Aim of the exercise: In the material below, find the line with "Transcribe the text in this document."; set down that line and every line after it to the end, exactly, without pictures.

Records for this exercise:

──────

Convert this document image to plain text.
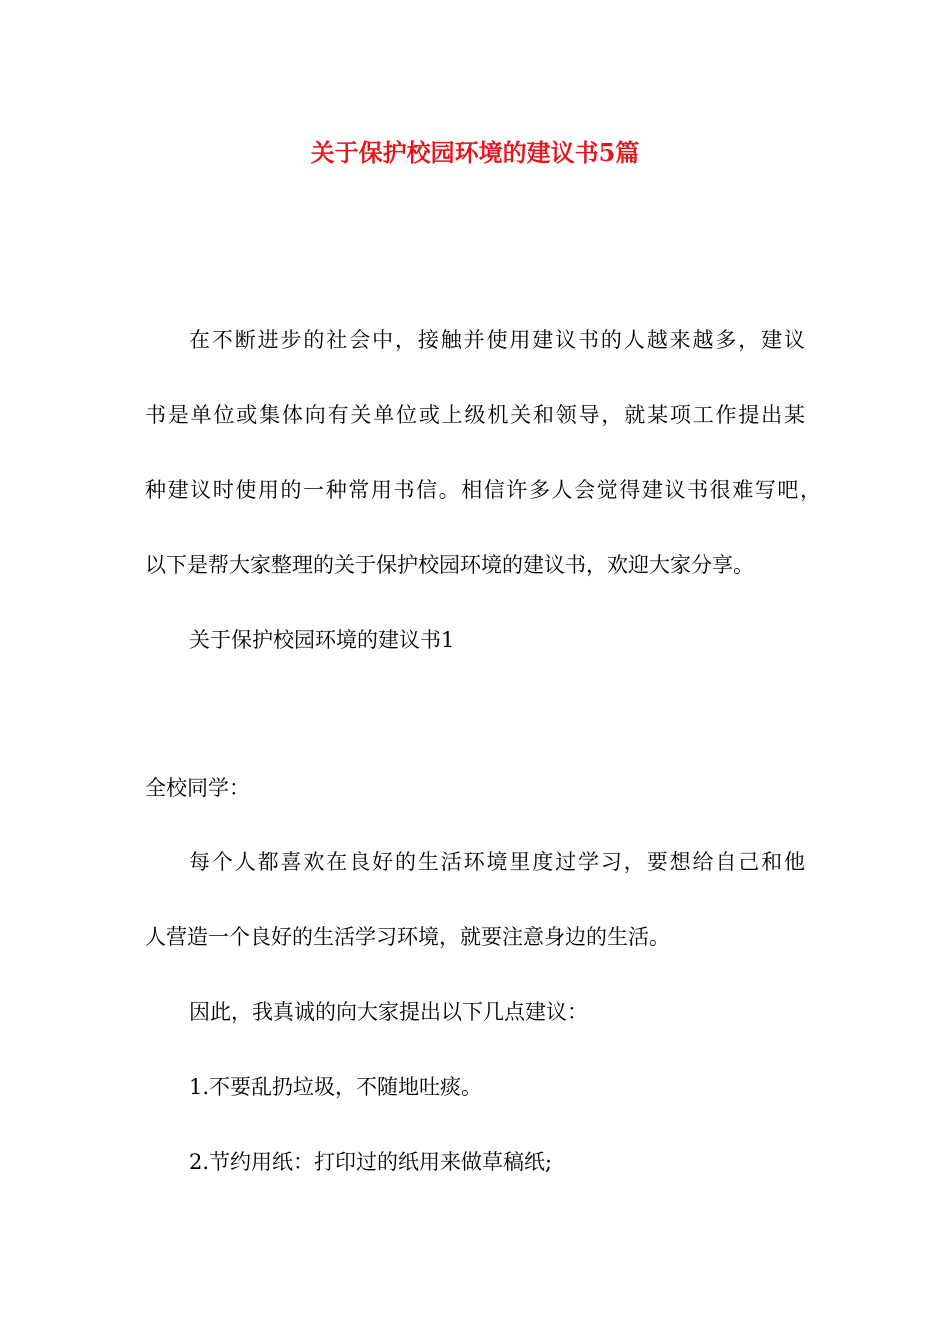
关于保护校园环境的建议书5篇
在不断进步的社会中，接触并使用建议书的人越来越多，建议
书是单位或集体向有关单位或上级机关和领导，就某项工作提出某
种建议时使用的一种常用书信。相信许多人会觉得建议书很难写吧，
以下是帮大家整理的关于保护校园环境的建议书，欢迎大家分享。
关于保护校园环境的建议书1
全校同学：
每个人都喜欢在良好的生活环境里度过学习，要想给自己和他
人营造一个良好的生活学习环境，就要注意身边的生活。
因此，我真诚的向大家提出以下几点建议：
1.不要乱扔垃圾，不随地吐痰。
2.节约用纸：打印过的纸用来做草稿纸;
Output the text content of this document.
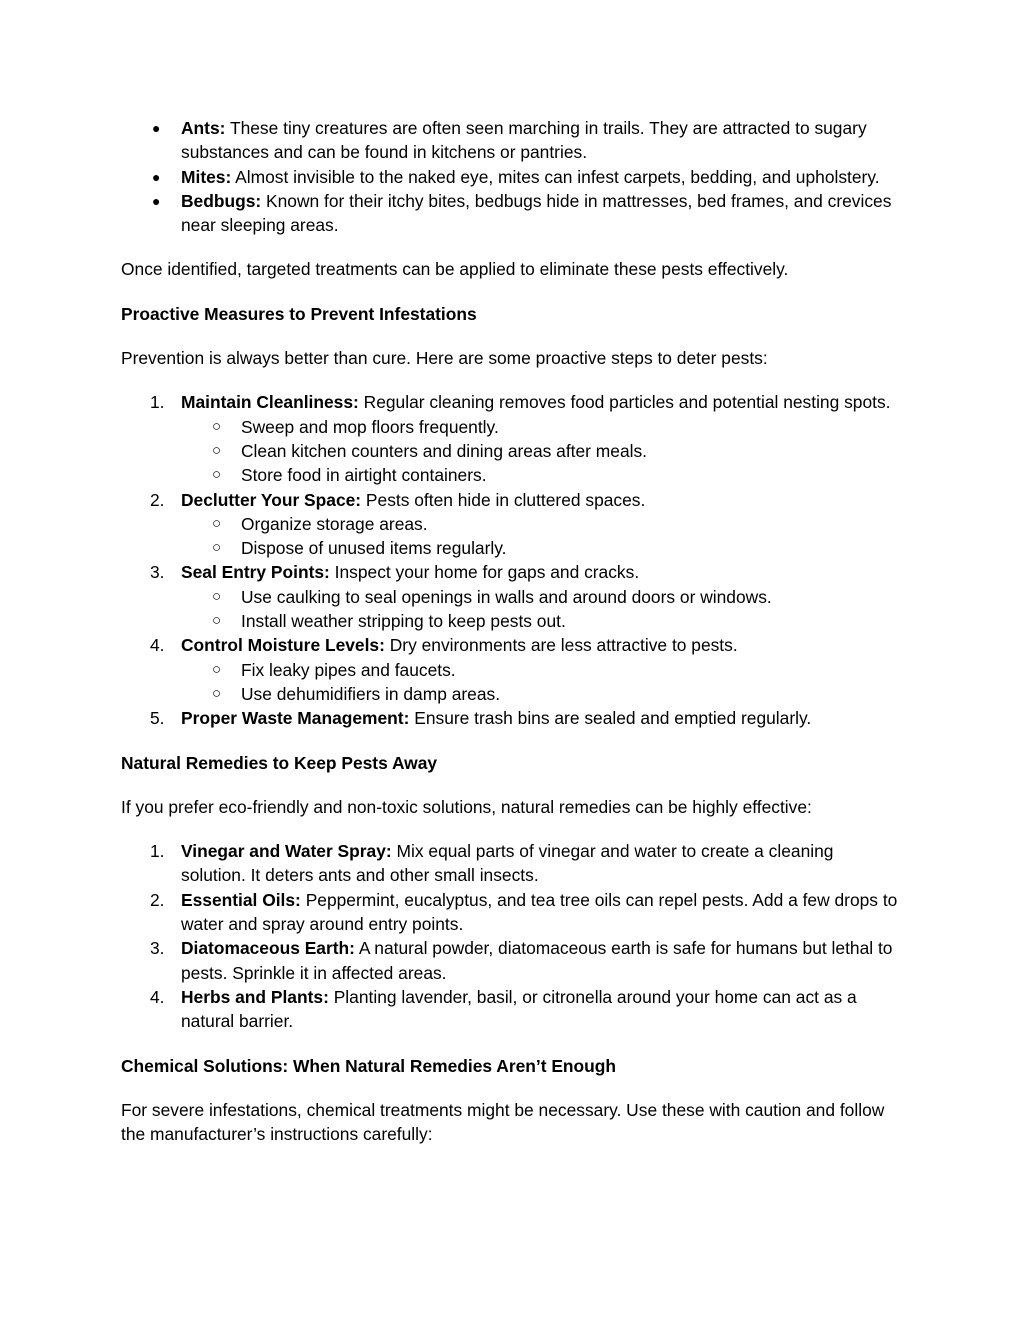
●	Ants: These tiny creatures are often seen marching in trails. They are attracted to sugary substances and can be found in kitchens or pantries.
●	Mites: Almost invisible to the naked eye, mites can infest carpets, bedding, and upholstery.
●	Bedbugs: Known for their itchy bites, bedbugs hide in mattresses, bed frames, and crevices near sleeping areas.

Once identified, targeted treatments can be applied to eliminate these pests effectively.

Proactive Measures to Prevent Infestations

Prevention is always better than cure. Here are some proactive steps to deter pests:

1. Maintain Cleanliness: Regular cleaning removes food particles and potential nesting spots.
○ Sweep and mop floors frequently.
○ Clean kitchen counters and dining areas after meals.
○ Store food in airtight containers.
2. Declutter Your Space: Pests often hide in cluttered spaces.
○ Organize storage areas.
○ Dispose of unused items regularly.
3. Seal Entry Points: Inspect your home for gaps and cracks.
○ Use caulking to seal openings in walls and around doors or windows.
○ Install weather stripping to keep pests out.
4. Control Moisture Levels: Dry environments are less attractive to pests.
○ Fix leaky pipes and faucets.
○ Use dehumidifiers in damp areas.
5. Proper Waste Management: Ensure trash bins are sealed and emptied regularly.

Natural Remedies to Keep Pests Away

If you prefer eco-friendly and non-toxic solutions, natural remedies can be highly effective:

1. Vinegar and Water Spray: Mix equal parts of vinegar and water to create a cleaning solution. It deters ants and other small insects.
2. Essential Oils: Peppermint, eucalyptus, and tea tree oils can repel pests. Add a few drops to water and spray around entry points.
3. Diatomaceous Earth: A natural powder, diatomaceous earth is safe for humans but lethal to pests. Sprinkle it in affected areas.
4. Herbs and Plants: Planting lavender, basil, or citronella around your home can act as a natural barrier.

Chemical Solutions: When Natural Remedies Aren’t Enough

For severe infestations, chemical treatments might be necessary. Use these with caution and follow the manufacturer’s instructions carefully:
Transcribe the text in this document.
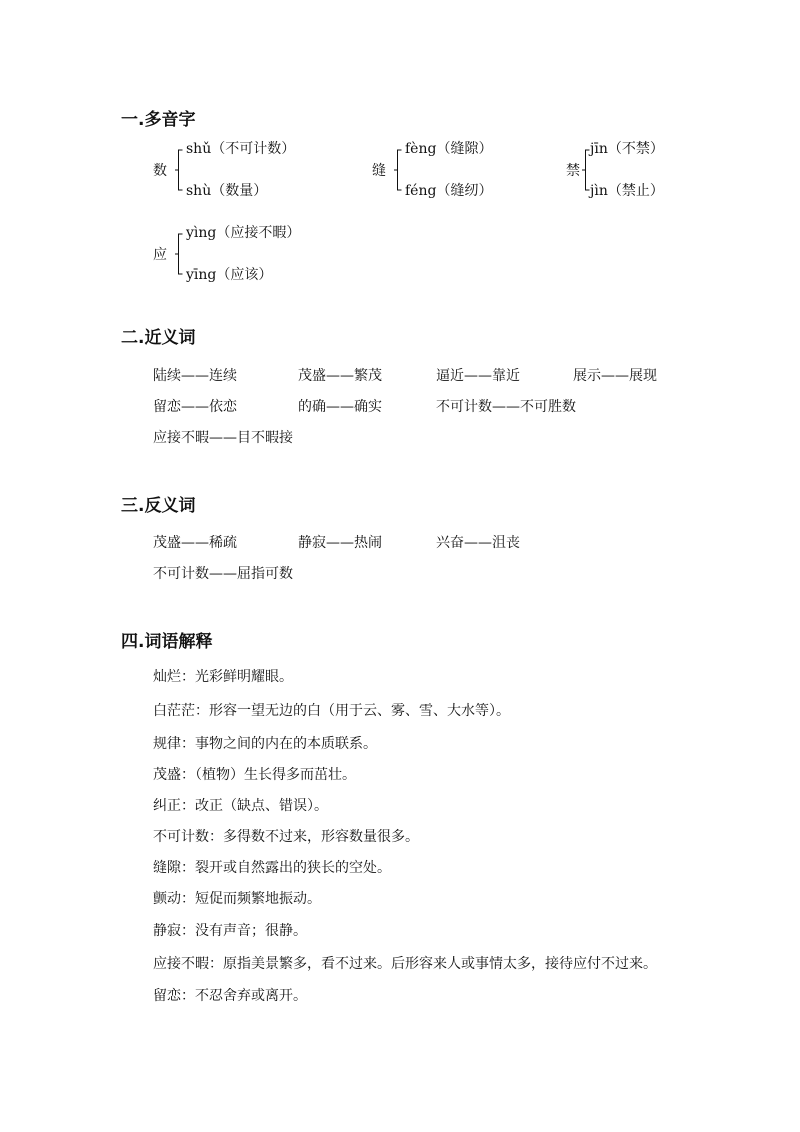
一.多音字
数
shǔ（不可计数）
shù（数量）
缝
fèng（缝隙）
féng（缝纫）
禁
jīn（不禁）
jìn（禁止）
应
yìng（应接不暇）
yīng（应该）
二.近义词
陆续——连续	茂盛——繁茂	逼近——靠近	展示——展现
留恋——依恋	的确——确实	不可计数——不可胜数
应接不暇——目不暇接
三.反义词
茂盛——稀疏	静寂——热闹	兴奋——沮丧
不可计数——屈指可数
四.词语解释
灿烂：光彩鲜明耀眼。
白茫茫：形容一望无边的白（用于云、雾、雪、大水等）。
规律：事物之间的内在的本质联系。
茂盛：（植物）生长得多而茁壮。
纠正：改正（缺点、错误）。
不可计数：多得数不过来，形容数量很多。
缝隙：裂开或自然露出的狭长的空处。
颤动：短促而频繁地振动。
静寂：没有声音；很静。
应接不暇：原指美景繁多，看不过来。后形容来人或事情太多，接待应付不过来。
留恋：不忍舍弃或离开。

──────

Expected answer:
Transcribe the text in this document.
一.多音字
数
shǔ（不可计数）
shù（数量）
缝
fèng（缝隙）
féng（缝纫）
禁
jīn（不禁）
jìn（禁止）
应
yìng（应接不暇）
yīng（应该）
二.近义词
陆续——连续	茂盛——繁茂	逼近——靠近	展示——展现
留恋——依恋	的确——确实	不可计数——不可胜数
应接不暇——目不暇接
三.反义词
茂盛——稀疏	静寂——热闹	兴奋——沮丧
不可计数——屈指可数
四.词语解释
灿烂：光彩鲜明耀眼。
白茫茫：形容一望无边的白（用于云、雾、雪、大水等）。
规律：事物之间的内在的本质联系。
茂盛：（植物）生长得多而茁壮。
纠正：改正（缺点、错误）。
不可计数：多得数不过来，形容数量很多。
缝隙：裂开或自然露出的狭长的空处。
颤动：短促而频繁地振动。
静寂：没有声音；很静。
应接不暇：原指美景繁多，看不过来。后形容来人或事情太多，接待应付不过来。
留恋：不忍舍弃或离开。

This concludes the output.